PROVIDED MATERIAL:
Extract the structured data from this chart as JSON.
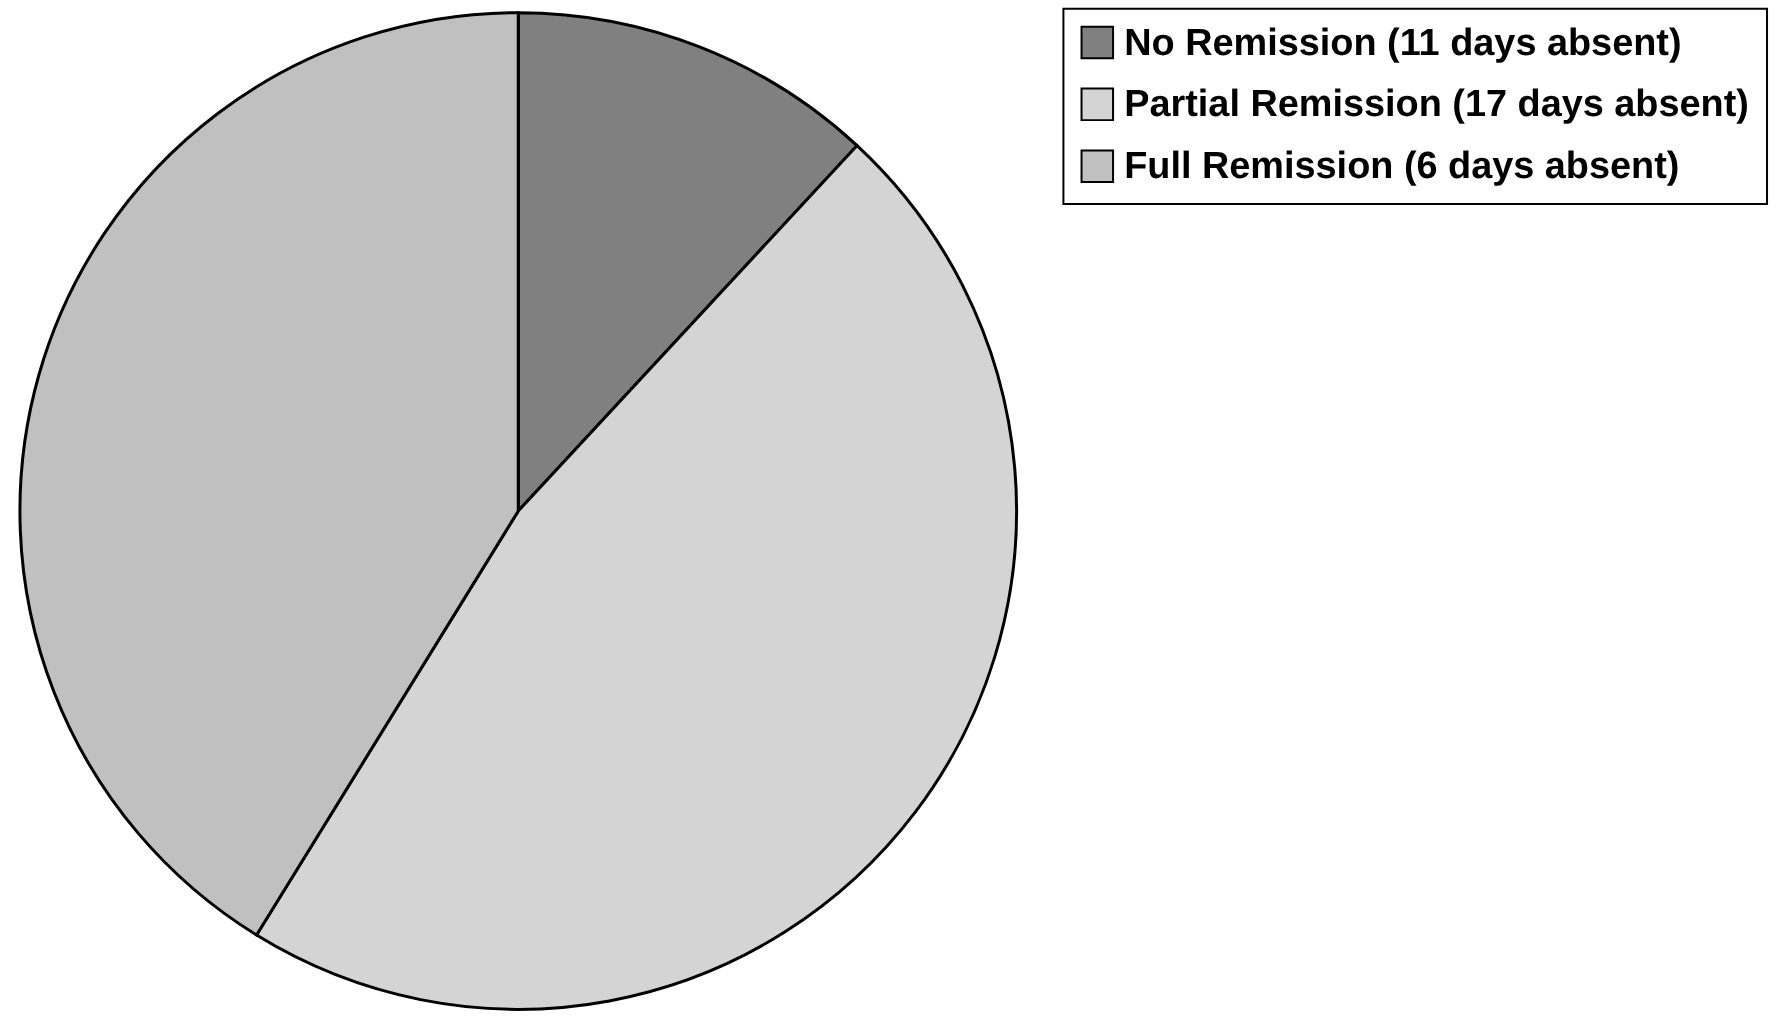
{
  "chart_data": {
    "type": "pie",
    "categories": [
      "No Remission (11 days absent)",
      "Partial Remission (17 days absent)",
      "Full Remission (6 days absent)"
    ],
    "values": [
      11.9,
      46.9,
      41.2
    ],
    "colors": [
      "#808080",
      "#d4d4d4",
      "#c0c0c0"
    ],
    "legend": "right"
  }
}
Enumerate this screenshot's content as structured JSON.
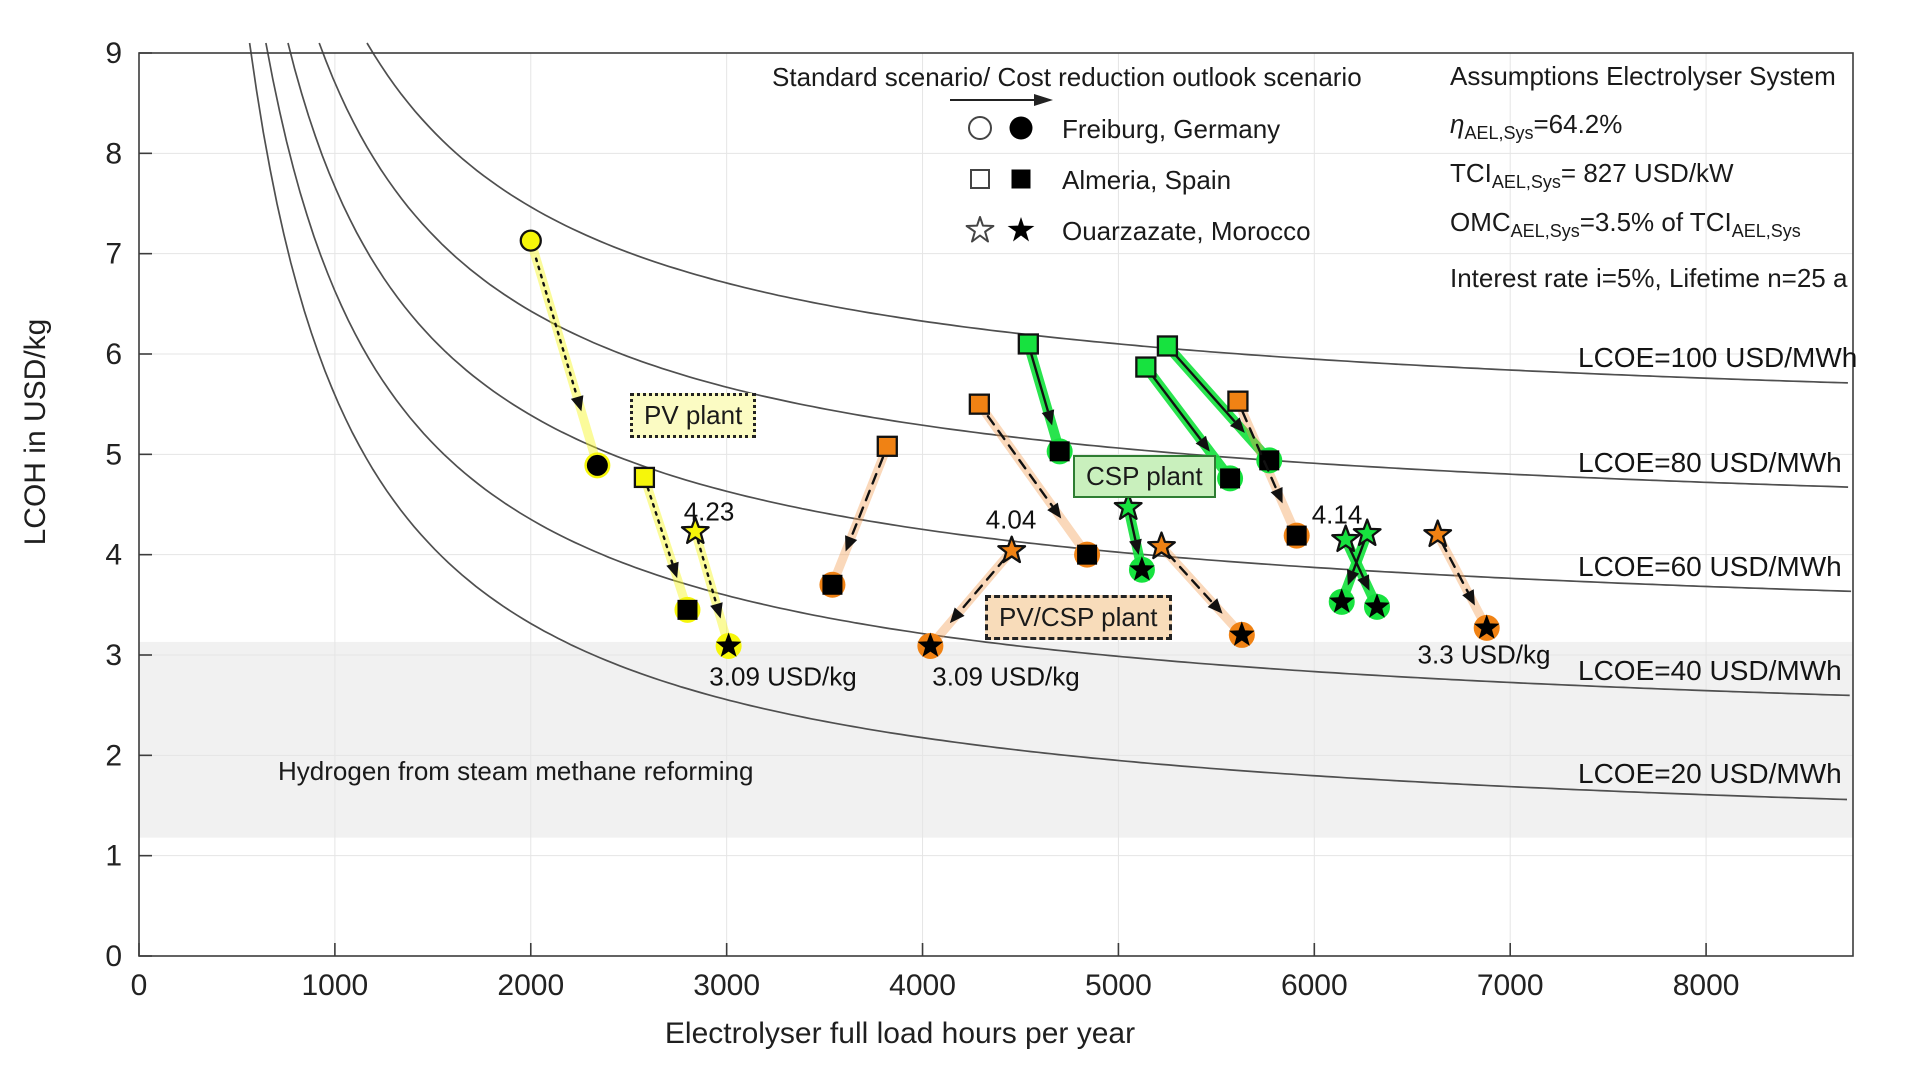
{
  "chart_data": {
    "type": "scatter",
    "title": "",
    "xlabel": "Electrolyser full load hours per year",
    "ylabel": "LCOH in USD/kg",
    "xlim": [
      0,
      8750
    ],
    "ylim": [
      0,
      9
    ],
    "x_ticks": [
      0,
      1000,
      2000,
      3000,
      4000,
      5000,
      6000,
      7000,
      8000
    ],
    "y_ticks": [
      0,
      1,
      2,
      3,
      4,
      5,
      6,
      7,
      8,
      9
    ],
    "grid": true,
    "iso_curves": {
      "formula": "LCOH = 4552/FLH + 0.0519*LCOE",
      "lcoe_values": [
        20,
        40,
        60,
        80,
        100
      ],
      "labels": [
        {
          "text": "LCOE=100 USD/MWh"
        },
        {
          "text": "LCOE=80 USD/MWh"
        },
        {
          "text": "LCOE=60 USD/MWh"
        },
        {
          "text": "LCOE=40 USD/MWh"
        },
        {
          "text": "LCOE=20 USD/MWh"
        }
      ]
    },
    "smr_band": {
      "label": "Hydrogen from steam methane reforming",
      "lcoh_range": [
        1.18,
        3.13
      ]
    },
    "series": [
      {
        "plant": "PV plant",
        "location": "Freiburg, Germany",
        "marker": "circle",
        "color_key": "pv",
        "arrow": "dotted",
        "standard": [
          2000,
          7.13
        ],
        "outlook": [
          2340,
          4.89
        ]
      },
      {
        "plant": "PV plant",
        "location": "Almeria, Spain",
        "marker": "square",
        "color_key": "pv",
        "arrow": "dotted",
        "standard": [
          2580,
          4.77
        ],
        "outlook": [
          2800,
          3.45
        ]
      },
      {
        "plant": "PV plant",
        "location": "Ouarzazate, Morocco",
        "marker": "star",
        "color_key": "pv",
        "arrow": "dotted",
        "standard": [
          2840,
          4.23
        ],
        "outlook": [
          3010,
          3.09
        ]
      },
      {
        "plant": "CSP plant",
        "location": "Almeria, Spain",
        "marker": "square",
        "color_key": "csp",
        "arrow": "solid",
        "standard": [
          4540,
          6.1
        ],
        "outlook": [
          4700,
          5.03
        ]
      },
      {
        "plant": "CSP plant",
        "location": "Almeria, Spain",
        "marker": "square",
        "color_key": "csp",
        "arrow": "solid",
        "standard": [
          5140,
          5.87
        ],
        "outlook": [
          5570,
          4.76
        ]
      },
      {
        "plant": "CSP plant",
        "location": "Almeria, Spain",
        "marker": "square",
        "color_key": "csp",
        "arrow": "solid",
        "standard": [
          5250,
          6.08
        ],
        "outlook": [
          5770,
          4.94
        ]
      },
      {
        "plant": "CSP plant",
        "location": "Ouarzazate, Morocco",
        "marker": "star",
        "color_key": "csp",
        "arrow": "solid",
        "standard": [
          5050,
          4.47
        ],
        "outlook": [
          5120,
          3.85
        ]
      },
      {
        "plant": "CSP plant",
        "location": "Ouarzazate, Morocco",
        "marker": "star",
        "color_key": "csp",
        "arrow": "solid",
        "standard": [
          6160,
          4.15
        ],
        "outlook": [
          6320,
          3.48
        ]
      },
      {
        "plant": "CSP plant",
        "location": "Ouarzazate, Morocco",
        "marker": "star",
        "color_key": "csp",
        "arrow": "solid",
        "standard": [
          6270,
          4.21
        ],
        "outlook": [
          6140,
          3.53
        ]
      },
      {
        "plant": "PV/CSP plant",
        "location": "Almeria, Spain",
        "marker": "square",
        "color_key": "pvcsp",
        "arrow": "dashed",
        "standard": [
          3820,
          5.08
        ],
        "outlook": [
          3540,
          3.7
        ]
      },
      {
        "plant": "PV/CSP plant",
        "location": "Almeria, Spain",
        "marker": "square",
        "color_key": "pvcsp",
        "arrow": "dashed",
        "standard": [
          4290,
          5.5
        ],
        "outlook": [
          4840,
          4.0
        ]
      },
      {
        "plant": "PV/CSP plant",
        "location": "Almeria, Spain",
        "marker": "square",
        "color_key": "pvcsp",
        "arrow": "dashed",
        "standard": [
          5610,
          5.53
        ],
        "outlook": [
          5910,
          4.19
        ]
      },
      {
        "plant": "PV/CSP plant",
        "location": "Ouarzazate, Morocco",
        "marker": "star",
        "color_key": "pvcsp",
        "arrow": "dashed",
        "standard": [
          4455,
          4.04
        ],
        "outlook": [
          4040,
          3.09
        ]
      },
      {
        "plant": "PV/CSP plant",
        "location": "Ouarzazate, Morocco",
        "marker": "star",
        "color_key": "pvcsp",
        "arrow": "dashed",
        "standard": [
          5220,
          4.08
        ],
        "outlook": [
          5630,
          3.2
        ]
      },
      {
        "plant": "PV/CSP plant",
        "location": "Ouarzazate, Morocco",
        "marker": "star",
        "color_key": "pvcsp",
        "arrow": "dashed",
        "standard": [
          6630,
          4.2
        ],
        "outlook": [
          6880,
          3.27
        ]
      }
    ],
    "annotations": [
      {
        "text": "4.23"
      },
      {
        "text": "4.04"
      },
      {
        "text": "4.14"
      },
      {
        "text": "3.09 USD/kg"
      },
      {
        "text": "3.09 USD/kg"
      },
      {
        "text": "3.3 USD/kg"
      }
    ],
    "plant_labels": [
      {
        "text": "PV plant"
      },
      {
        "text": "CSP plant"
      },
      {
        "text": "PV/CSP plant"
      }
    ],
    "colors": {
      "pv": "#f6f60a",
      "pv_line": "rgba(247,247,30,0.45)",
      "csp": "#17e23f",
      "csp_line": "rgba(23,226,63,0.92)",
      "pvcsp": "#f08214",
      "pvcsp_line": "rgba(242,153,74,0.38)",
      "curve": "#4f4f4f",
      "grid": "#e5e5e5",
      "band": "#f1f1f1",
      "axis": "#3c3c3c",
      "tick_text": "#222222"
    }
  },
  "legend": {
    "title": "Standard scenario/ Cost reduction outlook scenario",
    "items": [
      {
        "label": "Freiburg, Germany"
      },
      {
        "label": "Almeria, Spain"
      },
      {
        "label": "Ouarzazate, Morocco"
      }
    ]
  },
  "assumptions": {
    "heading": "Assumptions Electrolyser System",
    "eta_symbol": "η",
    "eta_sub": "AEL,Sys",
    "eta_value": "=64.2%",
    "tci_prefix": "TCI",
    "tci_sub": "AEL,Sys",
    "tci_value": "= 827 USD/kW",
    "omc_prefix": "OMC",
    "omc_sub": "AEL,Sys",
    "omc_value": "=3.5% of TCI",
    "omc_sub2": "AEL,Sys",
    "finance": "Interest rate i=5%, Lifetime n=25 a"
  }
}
...
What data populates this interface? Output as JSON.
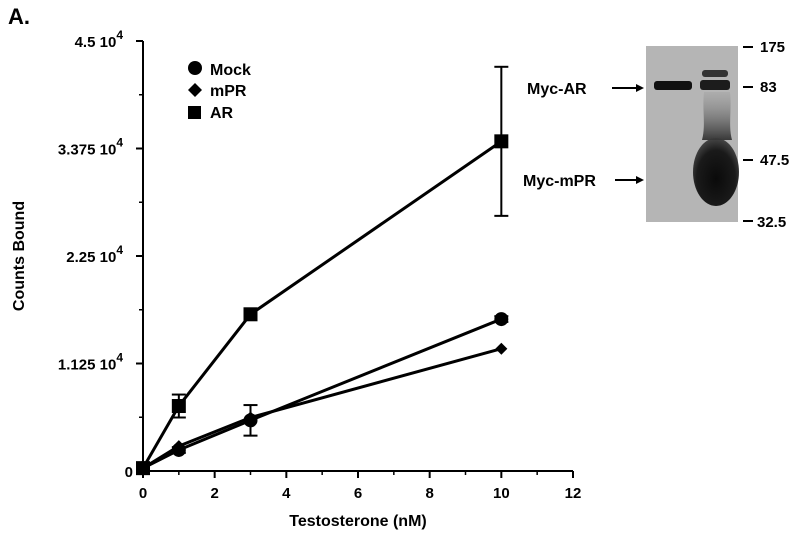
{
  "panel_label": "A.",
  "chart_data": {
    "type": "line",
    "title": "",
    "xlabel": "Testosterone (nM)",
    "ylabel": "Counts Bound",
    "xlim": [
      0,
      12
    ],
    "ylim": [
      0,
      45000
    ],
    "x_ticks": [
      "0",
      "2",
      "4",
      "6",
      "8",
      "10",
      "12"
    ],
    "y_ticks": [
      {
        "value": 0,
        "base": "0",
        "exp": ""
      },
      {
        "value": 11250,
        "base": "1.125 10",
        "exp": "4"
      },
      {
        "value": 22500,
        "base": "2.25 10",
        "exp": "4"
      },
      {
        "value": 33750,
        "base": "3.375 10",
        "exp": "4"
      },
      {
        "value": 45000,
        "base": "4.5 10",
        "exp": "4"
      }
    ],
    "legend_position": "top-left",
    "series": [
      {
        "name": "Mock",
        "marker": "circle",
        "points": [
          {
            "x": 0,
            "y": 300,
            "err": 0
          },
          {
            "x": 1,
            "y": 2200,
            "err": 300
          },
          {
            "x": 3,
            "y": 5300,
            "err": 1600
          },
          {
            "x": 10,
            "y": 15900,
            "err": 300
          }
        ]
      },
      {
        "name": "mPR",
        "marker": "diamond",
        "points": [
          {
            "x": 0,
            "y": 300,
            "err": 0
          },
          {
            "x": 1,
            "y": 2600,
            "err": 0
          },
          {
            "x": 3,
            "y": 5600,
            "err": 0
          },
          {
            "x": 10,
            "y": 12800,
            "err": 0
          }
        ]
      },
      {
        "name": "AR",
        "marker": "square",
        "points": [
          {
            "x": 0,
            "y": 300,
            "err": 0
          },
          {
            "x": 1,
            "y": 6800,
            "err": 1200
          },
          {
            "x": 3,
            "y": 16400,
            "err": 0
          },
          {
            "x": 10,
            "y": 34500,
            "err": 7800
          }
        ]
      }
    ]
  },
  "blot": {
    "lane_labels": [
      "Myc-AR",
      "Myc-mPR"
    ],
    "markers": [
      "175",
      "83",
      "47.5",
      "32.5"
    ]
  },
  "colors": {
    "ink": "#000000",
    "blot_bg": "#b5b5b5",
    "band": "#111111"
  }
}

THE REQUEST: Select every line above that contains the word "Remission", and copy it.

EXERCISE RESPONSE:
      "No Remission (11 days absent)",
      "Partial Remission (17 days absent)",
      "Full Remission (6 days absent)"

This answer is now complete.